→ **Aim of the exercise**
Repeat every record below exactly as written.

☆ ☆ ☆ ☆

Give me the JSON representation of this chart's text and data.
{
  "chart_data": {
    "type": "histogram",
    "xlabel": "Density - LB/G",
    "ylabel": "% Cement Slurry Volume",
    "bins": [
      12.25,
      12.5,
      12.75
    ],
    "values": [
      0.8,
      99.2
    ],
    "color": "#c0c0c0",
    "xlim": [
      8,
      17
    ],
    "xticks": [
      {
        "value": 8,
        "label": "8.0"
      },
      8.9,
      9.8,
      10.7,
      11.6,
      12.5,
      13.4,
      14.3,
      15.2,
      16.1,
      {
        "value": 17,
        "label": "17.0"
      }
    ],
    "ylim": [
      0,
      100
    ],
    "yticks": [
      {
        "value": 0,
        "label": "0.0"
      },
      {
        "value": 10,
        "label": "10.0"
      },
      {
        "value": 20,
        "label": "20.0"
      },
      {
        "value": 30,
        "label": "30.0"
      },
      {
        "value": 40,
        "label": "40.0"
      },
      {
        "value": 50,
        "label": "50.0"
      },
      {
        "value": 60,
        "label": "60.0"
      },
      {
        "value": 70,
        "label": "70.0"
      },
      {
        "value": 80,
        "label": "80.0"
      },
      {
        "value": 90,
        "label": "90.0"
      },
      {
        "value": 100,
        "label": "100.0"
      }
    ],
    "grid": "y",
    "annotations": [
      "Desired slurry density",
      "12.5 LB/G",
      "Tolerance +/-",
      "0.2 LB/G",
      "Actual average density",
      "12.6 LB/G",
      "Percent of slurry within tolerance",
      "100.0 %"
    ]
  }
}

☆ ☆ ☆ ☆

→ **Complete output**
Give me the JSON representation of this chart's text and data.
{
  "chart_data": {
    "type": "histogram",
    "xlabel": "Density - LB/G",
    "ylabel": "% Cement Slurry Volume",
    "bins": [
      12.25,
      12.5,
      12.75
    ],
    "values": [
      0.8,
      99.2
    ],
    "color": "#c0c0c0",
    "xlim": [
      8,
      17
    ],
    "xticks": [
      {
        "value": 8,
        "label": "8.0"
      },
      8.9,
      9.8,
      10.7,
      11.6,
      12.5,
      13.4,
      14.3,
      15.2,
      16.1,
      {
        "value": 17,
        "label": "17.0"
      }
    ],
    "ylim": [
      0,
      100
    ],
    "yticks": [
      {
        "value": 0,
        "label": "0.0"
      },
      {
        "value": 10,
        "label": "10.0"
      },
      {
        "value": 20,
        "label": "20.0"
      },
      {
        "value": 30,
        "label": "30.0"
      },
      {
        "value": 40,
        "label": "40.0"
      },
      {
        "value": 50,
        "label": "50.0"
      },
      {
        "value": 60,
        "label": "60.0"
      },
      {
        "value": 70,
        "label": "70.0"
      },
      {
        "value": 80,
        "label": "80.0"
      },
      {
        "value": 90,
        "label": "90.0"
      },
      {
        "value": 100,
        "label": "100.0"
      }
    ],
    "grid": "y",
    "annotations": [
      "Desired slurry density",
      "12.5 LB/G",
      "Tolerance +/-",
      "0.2 LB/G",
      "Actual average density",
      "12.6 LB/G",
      "Percent of slurry within tolerance",
      "100.0 %"
    ]
  }
}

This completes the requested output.